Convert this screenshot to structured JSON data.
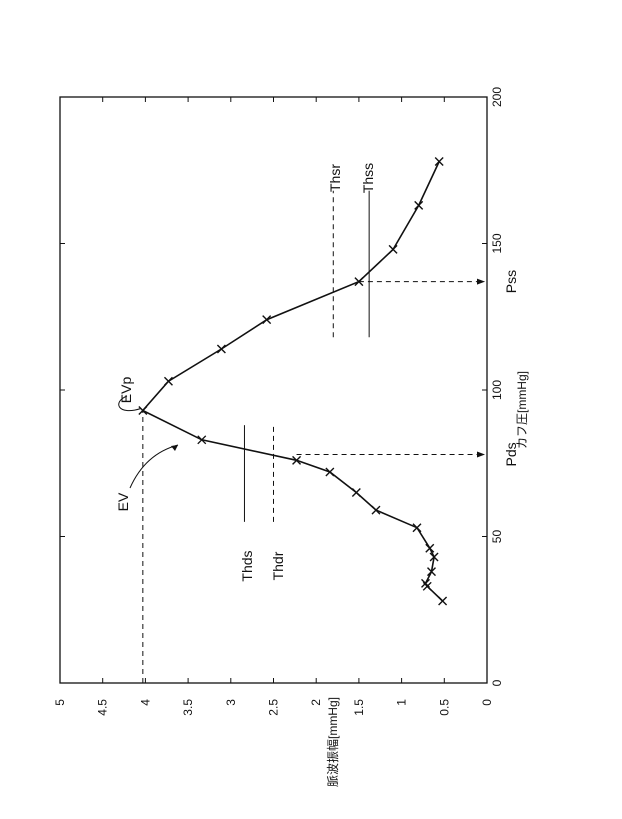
{
  "chart_data": {
    "type": "line",
    "orientation": "rotated-90-ccw",
    "xlabel": "カフ圧[mmHg]",
    "ylabel": "脈波振幅[mmHg]",
    "xlim": [
      0,
      200
    ],
    "ylim": [
      0,
      5
    ],
    "x_ticks": [
      0,
      50,
      100,
      150,
      200
    ],
    "y_ticks": [
      0,
      0.5,
      1,
      1.5,
      2,
      2.5,
      3,
      3.5,
      4,
      4.5,
      5
    ],
    "x_tick_labels": [
      "0",
      "50",
      "100",
      "150",
      "200"
    ],
    "y_tick_labels": [
      "0",
      "0.5",
      "1",
      "1.5",
      "2",
      "2.5",
      "3",
      "3.5",
      "4",
      "4.5",
      "5"
    ],
    "grid": false,
    "markers": "x",
    "series": [
      {
        "points": [
          [
            28,
            0.52
          ],
          [
            33,
            0.7
          ],
          [
            34,
            0.72
          ],
          [
            38,
            0.65
          ],
          [
            43,
            0.62
          ],
          [
            46,
            0.67
          ],
          [
            53,
            0.82
          ],
          [
            59,
            1.3
          ],
          [
            65,
            1.53
          ],
          [
            72,
            1.84
          ],
          [
            76,
            2.23
          ],
          [
            83,
            3.34
          ],
          [
            93,
            4.03
          ],
          [
            103,
            3.73
          ],
          [
            114,
            3.11
          ],
          [
            124,
            2.58
          ],
          [
            137,
            1.5
          ],
          [
            148,
            1.1
          ],
          [
            163,
            0.8
          ],
          [
            178,
            0.56
          ]
        ]
      }
    ],
    "annotations": {
      "Thds": "Thds",
      "Thdr": "Thdr",
      "Thsr": "Thsr",
      "Thss": "Thss",
      "Pds": "Pds",
      "Pss": "Pss",
      "EVp": "EVp",
      "EV": "EV"
    },
    "reference_values": {
      "EVp_level": 4.03,
      "Pds": 78,
      "Pss": 137,
      "Thds_level": 2.84,
      "Thdr_level": 2.5,
      "Thsr_level": 1.8,
      "Thss_level": 1.38
    }
  }
}
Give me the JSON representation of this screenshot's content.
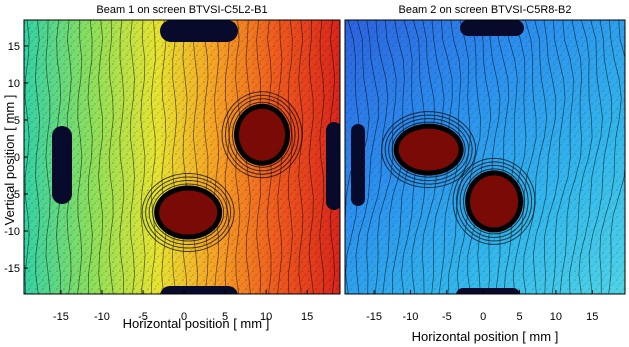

◆ WHAT THE EXERCISE ASKS
Take the listing above and print it exactly, apart from the pictures.

◆ ANSWER
Convert this screenshot to structured JSON data.
{
  "chart_data": {
    "type": "line",
    "orientation": "rotated-90-ccw",
    "xlabel": "カフ圧[mmHg]",
    "ylabel": "脈波振幅[mmHg]",
    "xlim": [
      0,
      200
    ],
    "ylim": [
      0,
      5
    ],
    "x_ticks": [
      0,
      50,
      100,
      150,
      200
    ],
    "y_ticks": [
      0,
      0.5,
      1,
      1.5,
      2,
      2.5,
      3,
      3.5,
      4,
      4.5,
      5
    ],
    "x_tick_labels": [
      "0",
      "50",
      "100",
      "150",
      "200"
    ],
    "y_tick_labels": [
      "0",
      "0.5",
      "1",
      "1.5",
      "2",
      "2.5",
      "3",
      "3.5",
      "4",
      "4.5",
      "5"
    ],
    "grid": false,
    "markers": "x",
    "series": [
      {
        "points": [
          [
            28,
            0.52
          ],
          [
            33,
            0.7
          ],
          [
            34,
            0.72
          ],
          [
            38,
            0.65
          ],
          [
            43,
            0.62
          ],
          [
            46,
            0.67
          ],
          [
            53,
            0.82
          ],
          [
            59,
            1.3
          ],
          [
            65,
            1.53
          ],
          [
            72,
            1.84
          ],
          [
            76,
            2.23
          ],
          [
            83,
            3.34
          ],
          [
            93,
            4.03
          ],
          [
            103,
            3.73
          ],
          [
            114,
            3.11
          ],
          [
            124,
            2.58
          ],
          [
            137,
            1.5
          ],
          [
            148,
            1.1
          ],
          [
            163,
            0.8
          ],
          [
            178,
            0.56
          ]
        ]
      }
    ],
    "annotations": {
      "Thds": "Thds",
      "Thdr": "Thdr",
      "Thsr": "Thsr",
      "Thss": "Thss",
      "Pds": "Pds",
      "Pss": "Pss",
      "EVp": "EVp",
      "EV": "EV"
    },
    "reference_values": {
      "EVp_level": 4.03,
      "Pds": 78,
      "Pss": 137,
      "Thds_level": 2.84,
      "Thdr_level": 2.5,
      "Thsr_level": 1.8,
      "Thss_level": 1.38
    }
  }
}
Give me the JSON representation of this screenshot's content.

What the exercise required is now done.